**SUPPLIED DATA:**
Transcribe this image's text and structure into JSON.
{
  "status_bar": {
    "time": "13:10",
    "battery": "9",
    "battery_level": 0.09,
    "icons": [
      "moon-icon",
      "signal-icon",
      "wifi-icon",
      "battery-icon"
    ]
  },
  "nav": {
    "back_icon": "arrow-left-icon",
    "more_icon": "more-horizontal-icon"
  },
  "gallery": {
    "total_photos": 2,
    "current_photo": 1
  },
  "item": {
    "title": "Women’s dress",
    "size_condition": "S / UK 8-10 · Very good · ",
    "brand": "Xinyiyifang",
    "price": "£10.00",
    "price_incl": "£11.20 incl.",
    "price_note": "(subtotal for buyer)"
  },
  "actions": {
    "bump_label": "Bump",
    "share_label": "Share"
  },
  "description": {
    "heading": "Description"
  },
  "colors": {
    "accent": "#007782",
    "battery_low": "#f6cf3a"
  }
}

**TASK GOAL:** Retype all of the data shown above, word for word.

**SOLUTION FOR THIS TASK:**
Transcribe this image's text and structure into JSON.
{
  "status_bar": {
    "time": "13:10",
    "battery": "9",
    "battery_level": 0.09,
    "icons": [
      "moon-icon",
      "signal-icon",
      "wifi-icon",
      "battery-icon"
    ]
  },
  "nav": {
    "back_icon": "arrow-left-icon",
    "more_icon": "more-horizontal-icon"
  },
  "gallery": {
    "total_photos": 2,
    "current_photo": 1
  },
  "item": {
    "title": "Women’s dress",
    "size_condition": "S / UK 8-10 · Very good · ",
    "brand": "Xinyiyifang",
    "price": "£10.00",
    "price_incl": "£11.20 incl.",
    "price_note": "(subtotal for buyer)"
  },
  "actions": {
    "bump_label": "Bump",
    "share_label": "Share"
  },
  "description": {
    "heading": "Description"
  },
  "colors": {
    "accent": "#007782",
    "battery_low": "#f6cf3a"
  }
}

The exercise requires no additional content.